─── EXCERPTED DATA ───
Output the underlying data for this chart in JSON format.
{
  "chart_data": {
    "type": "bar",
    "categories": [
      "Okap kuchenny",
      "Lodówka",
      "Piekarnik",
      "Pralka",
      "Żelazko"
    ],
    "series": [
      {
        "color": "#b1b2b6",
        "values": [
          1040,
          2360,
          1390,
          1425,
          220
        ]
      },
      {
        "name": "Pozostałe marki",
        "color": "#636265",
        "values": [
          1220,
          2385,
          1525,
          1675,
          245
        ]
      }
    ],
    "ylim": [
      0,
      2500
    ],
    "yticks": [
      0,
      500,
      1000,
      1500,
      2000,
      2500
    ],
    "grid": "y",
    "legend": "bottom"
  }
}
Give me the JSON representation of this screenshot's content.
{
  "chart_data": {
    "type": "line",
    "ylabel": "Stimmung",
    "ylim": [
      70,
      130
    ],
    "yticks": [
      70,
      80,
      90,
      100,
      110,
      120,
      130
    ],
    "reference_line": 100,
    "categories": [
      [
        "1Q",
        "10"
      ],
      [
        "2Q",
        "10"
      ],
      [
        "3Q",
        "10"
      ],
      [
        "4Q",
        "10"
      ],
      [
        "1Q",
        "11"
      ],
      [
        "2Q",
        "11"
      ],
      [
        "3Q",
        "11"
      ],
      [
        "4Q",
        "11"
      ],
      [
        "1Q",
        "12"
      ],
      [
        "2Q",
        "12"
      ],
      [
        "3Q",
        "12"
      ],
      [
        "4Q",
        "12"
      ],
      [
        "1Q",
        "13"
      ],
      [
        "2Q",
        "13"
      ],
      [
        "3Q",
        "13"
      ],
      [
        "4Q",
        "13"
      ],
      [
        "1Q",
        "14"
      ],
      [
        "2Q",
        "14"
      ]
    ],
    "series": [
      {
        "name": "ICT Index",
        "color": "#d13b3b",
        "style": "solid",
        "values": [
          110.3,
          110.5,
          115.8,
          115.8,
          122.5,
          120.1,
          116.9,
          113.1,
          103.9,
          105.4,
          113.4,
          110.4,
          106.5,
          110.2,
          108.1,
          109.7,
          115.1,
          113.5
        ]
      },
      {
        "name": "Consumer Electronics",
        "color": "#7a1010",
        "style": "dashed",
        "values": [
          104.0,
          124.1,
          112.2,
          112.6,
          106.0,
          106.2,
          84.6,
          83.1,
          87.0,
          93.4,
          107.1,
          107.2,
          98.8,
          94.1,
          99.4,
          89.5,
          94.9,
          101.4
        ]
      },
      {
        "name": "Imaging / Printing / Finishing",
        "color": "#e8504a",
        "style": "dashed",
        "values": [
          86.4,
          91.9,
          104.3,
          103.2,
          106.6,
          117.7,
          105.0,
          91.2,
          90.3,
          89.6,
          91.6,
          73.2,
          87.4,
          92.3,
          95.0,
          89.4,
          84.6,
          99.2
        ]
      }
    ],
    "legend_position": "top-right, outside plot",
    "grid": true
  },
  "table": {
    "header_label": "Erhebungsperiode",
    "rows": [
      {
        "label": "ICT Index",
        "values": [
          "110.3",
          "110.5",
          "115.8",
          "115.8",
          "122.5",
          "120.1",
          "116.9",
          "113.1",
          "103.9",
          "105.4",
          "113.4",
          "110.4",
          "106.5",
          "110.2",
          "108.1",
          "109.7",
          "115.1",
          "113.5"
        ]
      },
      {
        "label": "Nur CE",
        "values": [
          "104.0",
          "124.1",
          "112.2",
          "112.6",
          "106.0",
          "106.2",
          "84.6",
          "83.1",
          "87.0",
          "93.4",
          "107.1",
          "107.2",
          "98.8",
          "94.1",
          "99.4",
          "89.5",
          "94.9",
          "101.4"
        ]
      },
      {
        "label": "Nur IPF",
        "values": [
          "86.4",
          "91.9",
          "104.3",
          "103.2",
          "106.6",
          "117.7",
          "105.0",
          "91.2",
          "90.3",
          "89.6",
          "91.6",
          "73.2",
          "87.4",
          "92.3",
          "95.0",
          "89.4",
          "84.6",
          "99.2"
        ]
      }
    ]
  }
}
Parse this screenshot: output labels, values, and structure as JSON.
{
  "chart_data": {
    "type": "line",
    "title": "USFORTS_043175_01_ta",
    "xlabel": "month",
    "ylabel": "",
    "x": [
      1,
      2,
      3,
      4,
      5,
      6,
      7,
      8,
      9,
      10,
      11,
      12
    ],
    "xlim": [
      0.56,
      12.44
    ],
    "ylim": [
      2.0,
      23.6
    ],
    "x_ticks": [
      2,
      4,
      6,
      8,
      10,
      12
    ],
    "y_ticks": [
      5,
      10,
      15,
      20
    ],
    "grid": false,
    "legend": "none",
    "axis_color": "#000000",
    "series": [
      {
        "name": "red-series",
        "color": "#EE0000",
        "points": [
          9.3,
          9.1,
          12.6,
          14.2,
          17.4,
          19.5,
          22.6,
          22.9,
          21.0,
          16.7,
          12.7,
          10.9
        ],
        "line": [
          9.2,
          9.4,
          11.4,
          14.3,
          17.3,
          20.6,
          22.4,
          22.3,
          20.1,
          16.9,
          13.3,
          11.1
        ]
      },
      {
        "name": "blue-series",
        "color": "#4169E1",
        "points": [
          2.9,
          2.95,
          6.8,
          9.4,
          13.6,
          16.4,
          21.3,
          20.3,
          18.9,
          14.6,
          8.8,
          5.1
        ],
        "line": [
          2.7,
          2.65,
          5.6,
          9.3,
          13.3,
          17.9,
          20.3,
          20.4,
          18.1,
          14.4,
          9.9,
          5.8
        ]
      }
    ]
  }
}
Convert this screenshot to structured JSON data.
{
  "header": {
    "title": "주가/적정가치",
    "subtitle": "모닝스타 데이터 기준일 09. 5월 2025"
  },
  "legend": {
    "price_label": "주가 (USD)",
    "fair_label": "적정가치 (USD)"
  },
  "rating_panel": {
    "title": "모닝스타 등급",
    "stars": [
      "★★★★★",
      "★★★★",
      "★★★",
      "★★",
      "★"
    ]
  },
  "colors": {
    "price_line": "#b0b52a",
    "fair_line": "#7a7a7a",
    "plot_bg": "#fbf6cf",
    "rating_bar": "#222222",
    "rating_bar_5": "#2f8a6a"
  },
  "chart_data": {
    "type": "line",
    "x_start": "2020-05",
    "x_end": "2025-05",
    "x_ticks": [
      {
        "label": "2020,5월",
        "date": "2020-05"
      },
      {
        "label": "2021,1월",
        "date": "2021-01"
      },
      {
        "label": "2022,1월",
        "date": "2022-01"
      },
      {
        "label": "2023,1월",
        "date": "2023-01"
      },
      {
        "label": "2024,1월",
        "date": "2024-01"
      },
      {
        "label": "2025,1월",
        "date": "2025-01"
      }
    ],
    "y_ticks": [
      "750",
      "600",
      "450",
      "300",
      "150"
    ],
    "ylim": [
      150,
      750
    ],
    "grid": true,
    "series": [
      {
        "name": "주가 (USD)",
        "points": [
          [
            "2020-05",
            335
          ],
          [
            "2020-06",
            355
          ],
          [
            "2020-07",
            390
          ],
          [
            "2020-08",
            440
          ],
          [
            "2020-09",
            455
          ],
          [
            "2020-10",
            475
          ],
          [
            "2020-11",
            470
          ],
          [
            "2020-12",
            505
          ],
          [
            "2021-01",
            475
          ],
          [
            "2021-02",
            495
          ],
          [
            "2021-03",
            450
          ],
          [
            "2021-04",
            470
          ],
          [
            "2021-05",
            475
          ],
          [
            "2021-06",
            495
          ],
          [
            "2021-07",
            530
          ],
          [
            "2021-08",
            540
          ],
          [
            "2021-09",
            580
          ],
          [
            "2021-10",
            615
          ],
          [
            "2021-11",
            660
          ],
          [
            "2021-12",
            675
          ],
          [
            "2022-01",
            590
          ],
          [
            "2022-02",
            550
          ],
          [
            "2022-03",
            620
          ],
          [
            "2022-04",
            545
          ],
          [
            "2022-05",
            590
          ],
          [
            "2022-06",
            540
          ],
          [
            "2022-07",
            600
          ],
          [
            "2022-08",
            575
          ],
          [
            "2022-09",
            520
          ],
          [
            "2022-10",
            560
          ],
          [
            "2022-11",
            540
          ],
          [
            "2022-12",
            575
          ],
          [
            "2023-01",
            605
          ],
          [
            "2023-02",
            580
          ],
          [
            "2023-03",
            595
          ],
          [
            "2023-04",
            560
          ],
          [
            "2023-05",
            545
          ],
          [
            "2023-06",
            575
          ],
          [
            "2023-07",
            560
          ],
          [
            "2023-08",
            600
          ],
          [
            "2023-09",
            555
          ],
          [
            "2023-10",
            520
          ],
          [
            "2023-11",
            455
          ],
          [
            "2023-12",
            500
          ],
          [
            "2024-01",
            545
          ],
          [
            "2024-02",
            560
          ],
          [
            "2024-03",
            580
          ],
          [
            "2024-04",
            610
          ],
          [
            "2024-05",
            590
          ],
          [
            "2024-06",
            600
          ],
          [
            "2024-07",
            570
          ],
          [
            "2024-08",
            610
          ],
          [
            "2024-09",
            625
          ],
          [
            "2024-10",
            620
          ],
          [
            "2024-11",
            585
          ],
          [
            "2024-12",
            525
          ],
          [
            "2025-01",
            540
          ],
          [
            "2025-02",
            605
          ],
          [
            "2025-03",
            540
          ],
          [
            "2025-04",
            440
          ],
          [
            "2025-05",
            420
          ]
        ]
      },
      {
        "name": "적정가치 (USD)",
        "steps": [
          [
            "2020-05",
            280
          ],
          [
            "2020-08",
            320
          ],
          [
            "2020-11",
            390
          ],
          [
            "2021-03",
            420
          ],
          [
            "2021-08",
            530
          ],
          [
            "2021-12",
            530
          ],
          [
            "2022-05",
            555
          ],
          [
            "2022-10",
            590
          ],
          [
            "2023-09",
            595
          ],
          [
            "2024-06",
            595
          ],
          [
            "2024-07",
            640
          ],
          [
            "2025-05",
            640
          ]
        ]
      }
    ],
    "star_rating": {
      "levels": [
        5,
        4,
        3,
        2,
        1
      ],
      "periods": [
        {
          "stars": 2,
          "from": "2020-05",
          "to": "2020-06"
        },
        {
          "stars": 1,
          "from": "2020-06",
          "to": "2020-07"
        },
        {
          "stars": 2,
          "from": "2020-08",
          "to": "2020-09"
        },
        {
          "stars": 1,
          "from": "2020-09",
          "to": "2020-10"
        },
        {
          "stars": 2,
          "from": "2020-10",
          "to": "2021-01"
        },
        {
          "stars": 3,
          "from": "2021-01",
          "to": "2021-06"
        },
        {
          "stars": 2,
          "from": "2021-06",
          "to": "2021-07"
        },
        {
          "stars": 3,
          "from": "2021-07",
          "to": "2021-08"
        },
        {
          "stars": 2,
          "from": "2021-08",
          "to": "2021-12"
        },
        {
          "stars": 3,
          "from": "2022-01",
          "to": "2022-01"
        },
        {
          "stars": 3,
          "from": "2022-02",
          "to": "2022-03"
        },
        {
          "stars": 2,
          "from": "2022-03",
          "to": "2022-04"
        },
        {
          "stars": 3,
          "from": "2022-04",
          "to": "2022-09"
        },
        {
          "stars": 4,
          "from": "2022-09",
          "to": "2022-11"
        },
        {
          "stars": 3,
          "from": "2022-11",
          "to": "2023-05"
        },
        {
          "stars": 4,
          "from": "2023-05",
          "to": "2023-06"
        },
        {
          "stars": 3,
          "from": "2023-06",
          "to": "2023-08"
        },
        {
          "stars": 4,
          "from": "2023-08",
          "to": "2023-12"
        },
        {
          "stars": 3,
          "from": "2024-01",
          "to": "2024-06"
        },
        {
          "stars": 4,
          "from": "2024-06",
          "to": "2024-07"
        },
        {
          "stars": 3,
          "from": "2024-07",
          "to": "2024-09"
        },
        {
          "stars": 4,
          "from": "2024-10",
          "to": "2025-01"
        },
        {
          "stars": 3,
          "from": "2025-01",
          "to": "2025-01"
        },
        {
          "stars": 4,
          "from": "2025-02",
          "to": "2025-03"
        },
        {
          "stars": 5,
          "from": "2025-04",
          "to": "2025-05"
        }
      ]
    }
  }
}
───
• **YOUR GOAL**: In the material above, find each line that contains the word "screenshot", and select it.

• **COMPLETE OUTPUT**:
Give me the JSON representation of this screenshot's content.
Parse this screenshot: output labels, values, and structure as JSON.
Convert this screenshot to structured JSON data.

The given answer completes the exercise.